## Aim of the exercise:
Check each line of the material. Copy those containing "main".

## Dataset extract:
------------------------------

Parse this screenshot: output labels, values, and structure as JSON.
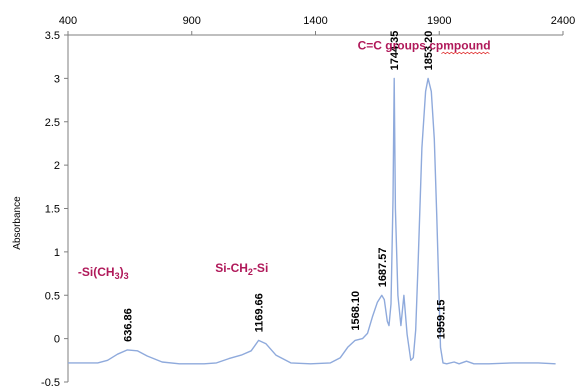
{
  "chart_data": {
    "type": "line",
    "title": "",
    "xlabel": "",
    "ylabel": "Absorbance",
    "xlim": [
      400,
      2400
    ],
    "ylim": [
      -0.5,
      3.5
    ],
    "x_ticks": [
      "400",
      "900",
      "1400",
      "1900",
      "2400"
    ],
    "y_ticks": [
      "3.5",
      "3",
      "2.5",
      "2",
      "1.5",
      "1",
      "0.5",
      "0",
      "-0.5"
    ],
    "grid": false,
    "series": [
      {
        "color": "#8faadc",
        "points": [
          [
            400,
            -0.28
          ],
          [
            450,
            -0.28
          ],
          [
            520,
            -0.28
          ],
          [
            560,
            -0.25
          ],
          [
            600,
            -0.18
          ],
          [
            640,
            -0.13
          ],
          [
            680,
            -0.14
          ],
          [
            720,
            -0.2
          ],
          [
            780,
            -0.27
          ],
          [
            850,
            -0.29
          ],
          [
            950,
            -0.29
          ],
          [
            1000,
            -0.28
          ],
          [
            1050,
            -0.23
          ],
          [
            1100,
            -0.19
          ],
          [
            1140,
            -0.14
          ],
          [
            1170,
            -0.02
          ],
          [
            1200,
            -0.06
          ],
          [
            1240,
            -0.19
          ],
          [
            1300,
            -0.28
          ],
          [
            1380,
            -0.29
          ],
          [
            1460,
            -0.28
          ],
          [
            1500,
            -0.22
          ],
          [
            1530,
            -0.1
          ],
          [
            1560,
            -0.02
          ],
          [
            1590,
            0.0
          ],
          [
            1610,
            0.06
          ],
          [
            1630,
            0.25
          ],
          [
            1650,
            0.42
          ],
          [
            1668,
            0.5
          ],
          [
            1678,
            0.45
          ],
          [
            1690,
            0.2
          ],
          [
            1697,
            0.15
          ],
          [
            1705,
            0.4
          ],
          [
            1713,
            1.6
          ],
          [
            1718,
            3.0
          ],
          [
            1723,
            1.5
          ],
          [
            1733,
            0.5
          ],
          [
            1745,
            0.15
          ],
          [
            1757,
            0.5
          ],
          [
            1770,
            0.05
          ],
          [
            1785,
            -0.25
          ],
          [
            1795,
            -0.22
          ],
          [
            1805,
            0.1
          ],
          [
            1815,
            0.9
          ],
          [
            1830,
            2.2
          ],
          [
            1845,
            2.85
          ],
          [
            1855,
            3.0
          ],
          [
            1868,
            2.85
          ],
          [
            1880,
            2.3
          ],
          [
            1890,
            1.4
          ],
          [
            1898,
            0.6
          ],
          [
            1905,
            -0.1
          ],
          [
            1915,
            -0.28
          ],
          [
            1930,
            -0.29
          ],
          [
            1960,
            -0.27
          ],
          [
            1980,
            -0.29
          ],
          [
            2010,
            -0.26
          ],
          [
            2040,
            -0.29
          ],
          [
            2100,
            -0.29
          ],
          [
            2200,
            -0.28
          ],
          [
            2300,
            -0.28
          ],
          [
            2370,
            -0.29
          ]
        ]
      }
    ],
    "peak_labels": [
      {
        "x": 640,
        "y": -0.13,
        "text": "636.86"
      },
      {
        "x": 1170,
        "y": -0.02,
        "text": "1169.66"
      },
      {
        "x": 1560,
        "y": 0.0,
        "text": "1568.10"
      },
      {
        "x": 1668,
        "y": 0.5,
        "text": "1687.57"
      },
      {
        "x": 1718,
        "y": 3.0,
        "text": "1744.35"
      },
      {
        "x": 1855,
        "y": 3.0,
        "text": "1853.20"
      },
      {
        "x": 1905,
        "y": -0.1,
        "text": "1959.15"
      }
    ],
    "group_annotations": [
      {
        "x": 440,
        "y": 0.72,
        "text": "-Si(CH3)3",
        "main": "-Si(CH",
        "sub1": "3",
        "mid": ")",
        "sub2": "3"
      },
      {
        "x": 995,
        "y": 0.77,
        "text": "Si-CH2-Si",
        "main": "Si-CH",
        "sub1": "2",
        "mid": "-Si",
        "sub2": ""
      },
      {
        "x": 1570,
        "y": 3.33,
        "text": "C=C groups cpmpound",
        "main": "C=C groups cpmpound",
        "sub1": "",
        "mid": "",
        "sub2": ""
      }
    ],
    "colors": {
      "line": "#8faadc",
      "annotation": "#b0195a",
      "axis": "#7f7f7f"
    }
  }
}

------------------------------

## Finished task:
        "main": "-Si(CH",
        "main": "Si-CH",
        "main": "C=C groups cpmpound",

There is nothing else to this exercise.